* **Given passage**
FSU Art History students and faculty will give papers and chair a panel at the 56th annual International Congress on Medieval Studies hosted by Western Michigan University in Kalamazoo. The conference will convene online May 9–14, 2021, and graduate students will host watch parties in G40 and G41 WJB for all who are interested in joining.
On Tuesday, May 11 at 9 am, Britt Boler Hunter and Sarah Mathiesen will chair the panel “’Behold a Pale Horse:’ Eschatology of the Medieval East and West,” which aims to cultivate a conversation on global medieval Apocalypticism. Hunter and Mathiesen planned this session as a reaction to how popular and news media over the past year has compared the COVID-19 pandemic to apocalyptic plagues and the Black Death of the 14th century. The panel will feature papers by scholars at the University of Nottingham, the University of Verona, and Koç University in Istanbul.
On Thursday, May 13 at 3 pm, Nina Gonzalebez will present “The Mystical Narrative of Giovanni di Paolo’s Saint Catherine of Siena Predella.” Also on Thursday, May 13 at 5 pm, Britt Boler Hunter will present her paper “Death, Body, and Spirit: Ontological Security in the Wellcome Apocalypse of the Late Middle Ages.” This presentation derives from dissertation research on how didactic imagery of the multi-textual Wellcome Apocalypse reflects pastoral interests concerning life and afterlife (especially for women) in late medieval Germany. And on Saturday, May 15 at 1 pm, Dr. Kyle Killian will present “The Place for Gothic Space between Reims and Soissons.”

* **Dataset entries**
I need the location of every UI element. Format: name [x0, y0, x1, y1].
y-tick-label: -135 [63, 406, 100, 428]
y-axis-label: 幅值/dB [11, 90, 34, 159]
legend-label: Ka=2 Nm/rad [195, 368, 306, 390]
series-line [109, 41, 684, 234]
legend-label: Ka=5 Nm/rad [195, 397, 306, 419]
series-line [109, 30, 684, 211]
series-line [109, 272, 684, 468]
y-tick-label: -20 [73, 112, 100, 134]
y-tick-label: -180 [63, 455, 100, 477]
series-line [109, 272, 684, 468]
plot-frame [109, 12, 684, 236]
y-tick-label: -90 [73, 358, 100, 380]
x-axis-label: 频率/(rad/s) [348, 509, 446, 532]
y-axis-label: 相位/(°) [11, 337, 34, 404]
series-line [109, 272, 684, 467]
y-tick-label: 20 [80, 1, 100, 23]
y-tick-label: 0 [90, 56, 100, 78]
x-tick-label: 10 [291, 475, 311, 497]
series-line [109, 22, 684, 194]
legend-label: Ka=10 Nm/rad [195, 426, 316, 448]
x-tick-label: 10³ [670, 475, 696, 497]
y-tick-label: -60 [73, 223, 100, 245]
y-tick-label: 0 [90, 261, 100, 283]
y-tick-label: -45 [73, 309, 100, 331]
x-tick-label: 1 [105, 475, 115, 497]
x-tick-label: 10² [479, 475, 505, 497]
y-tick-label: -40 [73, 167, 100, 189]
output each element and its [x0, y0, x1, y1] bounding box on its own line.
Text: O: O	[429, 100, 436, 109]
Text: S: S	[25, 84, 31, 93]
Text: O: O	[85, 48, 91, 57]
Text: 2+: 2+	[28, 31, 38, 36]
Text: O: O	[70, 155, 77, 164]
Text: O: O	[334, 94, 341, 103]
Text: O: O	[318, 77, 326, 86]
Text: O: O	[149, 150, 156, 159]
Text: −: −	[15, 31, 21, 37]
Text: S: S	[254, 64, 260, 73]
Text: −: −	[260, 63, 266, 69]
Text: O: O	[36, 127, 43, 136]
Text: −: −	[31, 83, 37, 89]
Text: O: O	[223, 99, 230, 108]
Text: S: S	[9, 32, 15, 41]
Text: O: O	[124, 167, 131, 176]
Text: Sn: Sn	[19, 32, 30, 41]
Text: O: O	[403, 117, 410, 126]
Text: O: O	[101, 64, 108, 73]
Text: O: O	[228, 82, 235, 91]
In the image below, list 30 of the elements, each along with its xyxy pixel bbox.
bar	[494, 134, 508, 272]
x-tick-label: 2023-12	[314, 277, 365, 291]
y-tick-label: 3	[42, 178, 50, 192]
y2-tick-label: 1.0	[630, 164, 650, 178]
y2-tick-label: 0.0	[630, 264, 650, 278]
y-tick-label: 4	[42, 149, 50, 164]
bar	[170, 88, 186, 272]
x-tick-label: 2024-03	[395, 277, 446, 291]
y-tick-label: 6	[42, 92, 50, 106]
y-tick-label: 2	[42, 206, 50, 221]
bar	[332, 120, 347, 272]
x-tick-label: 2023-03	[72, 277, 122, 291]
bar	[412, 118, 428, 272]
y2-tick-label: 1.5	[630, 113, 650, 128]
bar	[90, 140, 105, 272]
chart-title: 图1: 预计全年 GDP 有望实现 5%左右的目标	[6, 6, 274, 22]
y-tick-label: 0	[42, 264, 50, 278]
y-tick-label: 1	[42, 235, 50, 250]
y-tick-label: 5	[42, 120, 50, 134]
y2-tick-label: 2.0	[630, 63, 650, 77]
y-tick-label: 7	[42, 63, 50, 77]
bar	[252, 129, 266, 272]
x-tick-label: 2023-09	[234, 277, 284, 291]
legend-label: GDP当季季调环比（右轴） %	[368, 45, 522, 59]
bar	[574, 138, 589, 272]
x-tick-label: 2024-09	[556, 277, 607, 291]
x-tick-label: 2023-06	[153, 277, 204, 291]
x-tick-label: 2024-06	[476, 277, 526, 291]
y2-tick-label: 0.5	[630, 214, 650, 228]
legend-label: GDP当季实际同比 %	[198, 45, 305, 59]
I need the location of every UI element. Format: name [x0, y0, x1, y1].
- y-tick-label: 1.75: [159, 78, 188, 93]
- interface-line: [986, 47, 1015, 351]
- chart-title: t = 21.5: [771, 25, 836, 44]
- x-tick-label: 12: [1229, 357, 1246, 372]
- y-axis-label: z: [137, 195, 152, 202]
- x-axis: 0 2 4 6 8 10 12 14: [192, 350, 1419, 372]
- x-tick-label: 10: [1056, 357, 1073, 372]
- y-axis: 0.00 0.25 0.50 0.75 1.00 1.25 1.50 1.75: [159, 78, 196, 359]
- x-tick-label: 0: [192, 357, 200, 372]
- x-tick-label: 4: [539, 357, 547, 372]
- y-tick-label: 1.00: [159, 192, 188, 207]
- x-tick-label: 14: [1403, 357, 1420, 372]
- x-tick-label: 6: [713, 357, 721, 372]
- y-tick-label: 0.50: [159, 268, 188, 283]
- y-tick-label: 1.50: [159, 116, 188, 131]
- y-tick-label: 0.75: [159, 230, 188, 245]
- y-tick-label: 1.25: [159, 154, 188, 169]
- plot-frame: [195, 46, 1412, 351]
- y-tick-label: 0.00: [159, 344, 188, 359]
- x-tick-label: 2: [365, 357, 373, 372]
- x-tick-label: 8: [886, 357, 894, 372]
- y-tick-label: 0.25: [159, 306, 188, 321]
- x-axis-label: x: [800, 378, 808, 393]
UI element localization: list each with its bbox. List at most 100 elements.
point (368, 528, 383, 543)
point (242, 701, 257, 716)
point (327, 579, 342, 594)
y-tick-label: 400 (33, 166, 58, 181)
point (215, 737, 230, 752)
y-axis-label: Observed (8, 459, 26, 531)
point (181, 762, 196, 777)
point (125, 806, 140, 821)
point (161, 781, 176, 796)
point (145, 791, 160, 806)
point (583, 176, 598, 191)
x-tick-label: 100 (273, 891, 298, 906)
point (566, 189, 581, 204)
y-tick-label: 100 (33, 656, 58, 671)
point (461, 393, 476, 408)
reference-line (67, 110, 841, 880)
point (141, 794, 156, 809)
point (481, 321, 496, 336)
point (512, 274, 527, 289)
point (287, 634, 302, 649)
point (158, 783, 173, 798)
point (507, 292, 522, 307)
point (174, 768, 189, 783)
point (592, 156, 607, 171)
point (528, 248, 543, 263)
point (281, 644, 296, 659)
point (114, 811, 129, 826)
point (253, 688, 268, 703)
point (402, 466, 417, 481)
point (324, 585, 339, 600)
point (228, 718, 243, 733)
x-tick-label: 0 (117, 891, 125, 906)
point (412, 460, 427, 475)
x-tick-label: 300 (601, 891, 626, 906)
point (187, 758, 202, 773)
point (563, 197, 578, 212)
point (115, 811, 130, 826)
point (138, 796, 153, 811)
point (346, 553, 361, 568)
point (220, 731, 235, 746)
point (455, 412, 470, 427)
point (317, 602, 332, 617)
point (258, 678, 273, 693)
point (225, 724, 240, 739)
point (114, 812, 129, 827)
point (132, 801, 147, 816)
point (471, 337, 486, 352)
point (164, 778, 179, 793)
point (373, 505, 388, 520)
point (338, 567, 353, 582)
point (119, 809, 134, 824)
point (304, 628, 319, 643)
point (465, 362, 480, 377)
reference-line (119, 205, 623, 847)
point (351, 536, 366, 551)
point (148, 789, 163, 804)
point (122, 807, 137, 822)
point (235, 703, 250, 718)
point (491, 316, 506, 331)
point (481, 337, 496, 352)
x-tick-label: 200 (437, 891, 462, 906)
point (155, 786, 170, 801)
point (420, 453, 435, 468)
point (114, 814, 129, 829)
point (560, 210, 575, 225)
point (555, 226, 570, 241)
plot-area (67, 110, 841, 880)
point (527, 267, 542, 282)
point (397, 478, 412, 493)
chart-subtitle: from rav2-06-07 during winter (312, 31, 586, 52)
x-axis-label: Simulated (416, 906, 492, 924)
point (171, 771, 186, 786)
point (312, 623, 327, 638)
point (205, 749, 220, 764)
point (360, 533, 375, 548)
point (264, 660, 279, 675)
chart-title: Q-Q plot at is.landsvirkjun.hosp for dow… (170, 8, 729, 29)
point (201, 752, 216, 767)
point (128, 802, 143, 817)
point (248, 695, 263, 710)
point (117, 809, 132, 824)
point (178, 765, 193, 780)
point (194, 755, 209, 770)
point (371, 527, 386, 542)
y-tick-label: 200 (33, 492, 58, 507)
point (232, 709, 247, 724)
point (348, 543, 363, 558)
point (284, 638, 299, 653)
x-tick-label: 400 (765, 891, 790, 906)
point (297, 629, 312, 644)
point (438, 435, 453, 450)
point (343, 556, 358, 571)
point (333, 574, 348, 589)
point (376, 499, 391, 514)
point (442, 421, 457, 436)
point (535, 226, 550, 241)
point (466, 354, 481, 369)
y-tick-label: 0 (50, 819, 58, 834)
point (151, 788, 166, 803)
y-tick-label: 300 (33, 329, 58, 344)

* **Required actions**
(1) Using the announcement about the medieval studies congress, answer these questions:
(a) Where will graduate students host watch parties?
(b) Scholars from which universities will give papers on the panel that Hunter and Mathiesen chair?
(c) At what time on Thursday, May 13, will Nina Gonzalebez present?
(2) Decide whether each statement agrees with the announcement about the medieval studies congress:
(a) The congress will meet in person in Kalamazoo.
(b) Hunter and Mathiesen planned their panel in response to media comparisons of the COVID-19 pandemic to apocalyptic plagues.
(c) Britt Boler Hunter's paper comes from her dissertation research.

* **Results of the tasks**
(1)
(a) In G40 and G41 WJB.
(b) The University of Nottingham, the University of Verona, and Koç University in Istanbul.
(c) At 3 pm.

(2)
(a) No: "The conference will convene online May 9–14, 2021"
(b) Yes: "Hunter and Mathiesen planned this session as a reaction to how popular and news media over the past year has compared the COVID-19 pandemic to apocalyptic plagues"
(c) Yes: "This presentation derives from dissertation research"